Look for "dalej" in each line of the entries, and return the matching lines.

## Dataset records
################

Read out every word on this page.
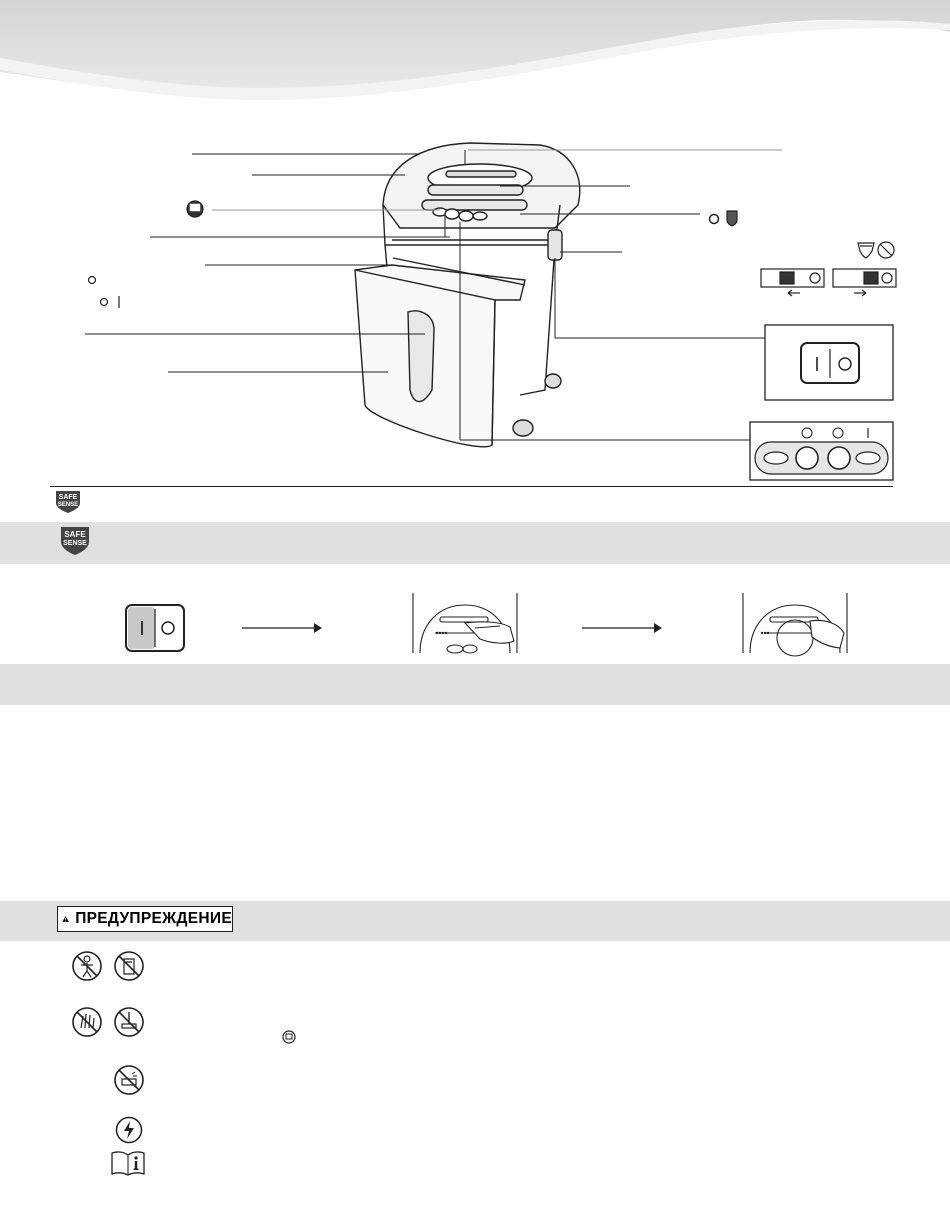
SAFE
SENSE
SAFE
SENSE
ПРЕДУПРЕЖДЕНИЕ
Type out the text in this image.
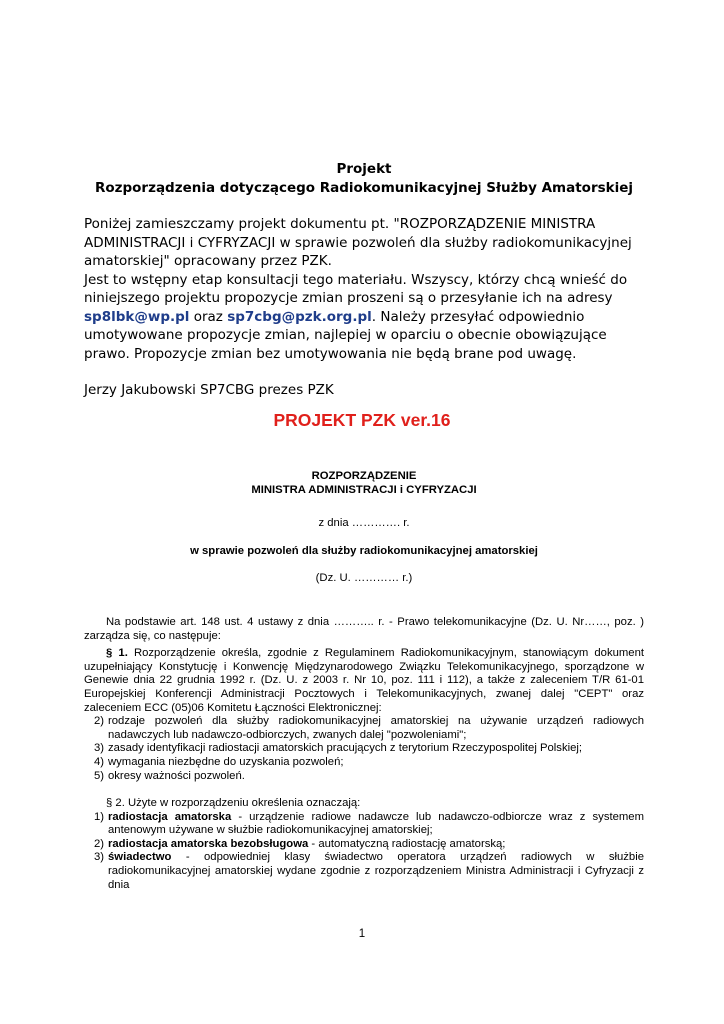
Projekt

Rozporządzenia dotyczącego Radiokomunikacyjnej Służby Amatorskiej

Poniżej zamieszczamy projekt dokumentu pt. "ROZPORZĄDZENIE MINISTRA ADMINISTRACJI i CYFRYZACJI w sprawie pozwoleń dla służby radiokomunikacyjnej amatorskiej" opracowany przez PZK.

Jest to wstępny etap konsultacji tego materiału. Wszyscy, którzy chcą wnieść do niniejszego projektu propozycje zmian proszeni są o przesyłanie ich na adresy
sp8lbk@wp.pl oraz sp7cbg@pzk.org.pl. Należy przesyłać odpowiednio umotywowane propozycje zmian, najlepiej w oparciu o obecnie obowiązujące prawo. Propozycje zmian bez umotywowania nie będą brane pod uwagę.

Jerzy Jakubowski SP7CBG prezes PZK

PROJEKT PZK ver.16

ROZPORZĄDZENIE

MINISTRA ADMINISTRACJI i CYFRYZACJI

z dnia …………. r.

w sprawie pozwoleń dla służby radiokomunikacyjnej amatorskiej

(Dz. U. ………… r.)

Na podstawie art. 148 ust. 4 ustawy z dnia ……….. r. - Prawo telekomunikacyjne (Dz. U. Nr……, poz. ) zarządza się, co następuje:

§ 1. Rozporządzenie określa, zgodnie z Regulaminem Radiokomunikacyjnym, stanowiącym dokument uzupełniający Konstytucję i Konwencję Międzynarodowego Związku Telekomunikacyjnego, sporządzone w Genewie dnia 22 grudnia 1992 r. (Dz. U. z 2003 r. Nr 10, poz. 111 i 112), a także z zaleceniem T/R 61-01 Europejskiej Konferencji Administracji Pocztowych i Telekomunikacyjnych, zwanej dalej "CEPT" oraz zaleceniem ECC (05)06 Komitetu Łączności Elektronicznej:

2) rodzaje pozwoleń dla służby radiokomunikacyjnej amatorskiej na używanie urządzeń radiowych nadawczych lub nadawczo-odbiorczych, zwanych dalej "pozwoleniami";
3) zasady identyfikacji radiostacji amatorskich pracujących z terytorium Rzeczypospolitej Polskiej;
4) wymagania niezbędne do uzyskania pozwoleń;
5) okresy ważności pozwoleń.

§ 2. Użyte w rozporządzeniu określenia oznaczają:

1) radiostacja amatorska - urządzenie radiowe nadawcze lub nadawczo-odbiorcze wraz z systemem antenowym używane w służbie radiokomunikacyjnej amatorskiej;
2) radiostacja amatorska bezobsługowa - automatyczną radiostację amatorską;
3) świadectwo - odpowiedniej klasy świadectwo operatora urządzeń radiowych w służbie radiokomunikacyjnej amatorskiej wydane zgodnie z rozporządzeniem Ministra Administracji i Cyfryzacji z dnia
1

################

## Solution
§ 1. Rozporządzenie określa, zgodnie z Regulaminem Radiokomunikacyjnym, stanowiącym dokument uzupełniający Konstytucję i Konwencję Międzynarodowego Związku Telekomunikacyjnego, sporządzone w Genewie dnia 22 grudnia 1992 r. (Dz. U. z 2003 r. Nr 10, poz. 111 i 112), a także z zaleceniem T/R 61-01 Europejskiej Konferencji Administracji Pocztowych i Telekomunikacyjnych, zwanej dalej "CEPT" oraz zaleceniem ECC (05)06 Komitetu Łączności Elektronicznej:
2) rodzaje pozwoleń dla służby radiokomunikacyjnej amatorskiej na używanie urządzeń radiowych nadawczych lub nadawczo-odbiorczych, zwanych dalej "pozwoleniami";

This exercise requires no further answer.